=== Document excerpt ===
- - - - -

Lots of books advocate the “classic 3 tier” application structure (roughly; presentation layer, business logic layer, and data layer), don’t be pushed by this though as just 10 years ago a large number of publications would tell you how you need a 2-tier (also known as client-server) application structure - the 2 tier people turned out to have industrial-class blinkers on and didn’t notice all the issues it caused.

The truth is that the number of layers/tiers depends on the application you’re creating. A HelloWorld program needs 1 layer (and no more! :) ), Fat client systems can work admirably as 2 tier applications (although you must bear in mind the issues with having fat clients, and bandwidth concerns), 3 tiers is normally the usual for anything web-based (CSS and the HTML generated are often seen as the same layer in this model as the two are so intricately tied and both contain presentation information). Our application uses 5 tiers - Database, Data Objects, Business Objects, Templates, CSS and all are well seperated by contracts between them - but that doesn’t make it a solution for all.

You can learn more about Smarty from the crash course on the smarty.php.net site. I’d encourage you to take a look even if you’re sure you’ll never need templating.

For many new PHP users my advice would be to build the templates first (in a similar manner to how design is performed using the Catalysis OO design method), that way you understand what pages require and how they act together. Best of all, it means that your templates can be simple and avoid (too many) UI tags - such as; p (for paragraphs of course), ul (lists) and tables, and thus just rely on the CSS to perform the rendering.For some this may be difficult as the resulting templated HTML is extremely ugly until the CSS is in place to style it appropriately. If you can live with the ugly but functional HTML while developing (which shouldn’t be a major problem - after all you are unit testing right? That way you’ll be sure you’re only debugging your templates, not the other php that gets it) then you’ll love Templates. Be a Smarty - download it today and have a go.

REST - why don’t people just use simple REST webservices?

Friday, September 28th, 2007

One of the things we’re doing with ewelike is connecting to webservices.

It’s trivial to open a stream or CURL to a REST querystring based API - just use sprintf and urlencode to put your parameters into the URL’s querystring and then call it. Even if you need to change the parameters you can easily iterate a hash array of name value pairs and put those into the querystring - it’s just easy.

So, why do some organisations insist on xml-rpc or SOAP webservices? Especially as they all take simple types anyway as arguments.

- - - - -

=== Supplied material ===
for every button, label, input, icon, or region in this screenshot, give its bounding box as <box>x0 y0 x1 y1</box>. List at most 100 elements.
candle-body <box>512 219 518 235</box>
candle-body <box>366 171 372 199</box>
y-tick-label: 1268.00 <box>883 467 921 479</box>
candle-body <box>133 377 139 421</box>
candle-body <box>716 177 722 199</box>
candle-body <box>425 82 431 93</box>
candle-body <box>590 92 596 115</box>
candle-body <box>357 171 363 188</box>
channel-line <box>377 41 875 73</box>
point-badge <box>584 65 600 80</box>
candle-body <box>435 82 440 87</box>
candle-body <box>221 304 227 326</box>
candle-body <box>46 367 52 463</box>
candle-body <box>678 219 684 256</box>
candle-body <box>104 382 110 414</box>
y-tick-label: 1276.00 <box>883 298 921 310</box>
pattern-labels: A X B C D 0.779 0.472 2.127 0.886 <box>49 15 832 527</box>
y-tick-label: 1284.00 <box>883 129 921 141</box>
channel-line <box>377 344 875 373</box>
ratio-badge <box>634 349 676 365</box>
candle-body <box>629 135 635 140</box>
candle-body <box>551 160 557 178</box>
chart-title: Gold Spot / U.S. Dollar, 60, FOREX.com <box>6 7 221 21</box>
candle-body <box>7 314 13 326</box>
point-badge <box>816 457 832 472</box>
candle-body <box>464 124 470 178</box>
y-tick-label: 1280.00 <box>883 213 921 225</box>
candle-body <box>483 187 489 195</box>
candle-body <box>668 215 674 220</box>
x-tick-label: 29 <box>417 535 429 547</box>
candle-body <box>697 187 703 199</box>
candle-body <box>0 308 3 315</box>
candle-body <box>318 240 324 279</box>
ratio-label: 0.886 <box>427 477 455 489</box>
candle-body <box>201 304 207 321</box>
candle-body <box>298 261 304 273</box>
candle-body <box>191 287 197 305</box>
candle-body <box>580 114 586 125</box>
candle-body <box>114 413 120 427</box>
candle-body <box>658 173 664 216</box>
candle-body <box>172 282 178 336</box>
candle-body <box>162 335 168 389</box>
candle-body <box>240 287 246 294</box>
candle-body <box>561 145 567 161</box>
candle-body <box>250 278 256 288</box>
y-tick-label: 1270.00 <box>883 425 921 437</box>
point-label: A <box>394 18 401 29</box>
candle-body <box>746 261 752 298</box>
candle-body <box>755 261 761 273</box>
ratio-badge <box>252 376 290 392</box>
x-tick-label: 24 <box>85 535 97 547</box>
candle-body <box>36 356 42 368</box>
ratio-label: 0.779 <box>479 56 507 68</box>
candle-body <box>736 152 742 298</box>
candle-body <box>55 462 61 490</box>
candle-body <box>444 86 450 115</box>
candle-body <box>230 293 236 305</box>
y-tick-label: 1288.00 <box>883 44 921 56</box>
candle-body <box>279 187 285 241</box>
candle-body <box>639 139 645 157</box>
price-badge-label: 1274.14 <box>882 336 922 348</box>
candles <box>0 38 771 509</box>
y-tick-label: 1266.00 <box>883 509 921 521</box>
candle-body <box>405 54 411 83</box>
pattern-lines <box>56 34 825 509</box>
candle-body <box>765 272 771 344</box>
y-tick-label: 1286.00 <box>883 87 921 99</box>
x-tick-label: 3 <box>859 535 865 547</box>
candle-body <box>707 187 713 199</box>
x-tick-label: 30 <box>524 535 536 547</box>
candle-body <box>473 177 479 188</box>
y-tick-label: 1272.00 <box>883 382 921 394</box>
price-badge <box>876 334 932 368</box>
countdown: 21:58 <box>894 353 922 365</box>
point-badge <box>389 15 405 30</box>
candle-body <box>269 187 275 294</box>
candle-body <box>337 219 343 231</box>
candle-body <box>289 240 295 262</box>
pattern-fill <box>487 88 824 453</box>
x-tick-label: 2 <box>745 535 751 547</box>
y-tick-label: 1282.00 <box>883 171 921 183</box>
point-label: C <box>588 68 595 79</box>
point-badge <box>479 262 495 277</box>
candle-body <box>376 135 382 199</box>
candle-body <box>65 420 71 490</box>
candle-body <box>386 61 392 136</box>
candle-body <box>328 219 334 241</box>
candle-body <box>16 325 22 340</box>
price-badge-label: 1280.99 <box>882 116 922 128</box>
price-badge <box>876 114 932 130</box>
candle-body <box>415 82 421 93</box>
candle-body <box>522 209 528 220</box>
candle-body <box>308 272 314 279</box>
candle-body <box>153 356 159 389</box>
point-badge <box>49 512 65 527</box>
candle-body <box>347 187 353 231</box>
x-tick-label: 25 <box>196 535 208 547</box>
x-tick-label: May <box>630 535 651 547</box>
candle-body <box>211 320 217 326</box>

- - - - -

=== Questions on the material ===
(a) In the blog post, how many tiers does "Our application" use?
(b) Reproduce word for word the part of the blog post that opens with the words containing "REST - why don’t" and closes with "anyway as arguments.".
The listing above comes from a separate source and has no connection to the blog post.

=== Task solutions ===
(a) Five tiers: Database, Data Objects, Business Objects, Templates, and CSS.

(b)
REST - why don’t people just use simple REST webservices?

Friday, September 28th, 2007

One of the things we’re doing with ewelike is connecting to webservices.

It’s trivial to open a stream or CURL to a REST querystring based API - just use sprintf and urlencode to put your parameters into the URL’s querystring and then call it. Even if you need to change the parameters you can easily iterate a hash array of name value pairs and put those into the querystring - it’s just easy.

So, why do some organisations insist on xml-rpc or SOAP webservices? Especially as they all take simple types anyway as arguments.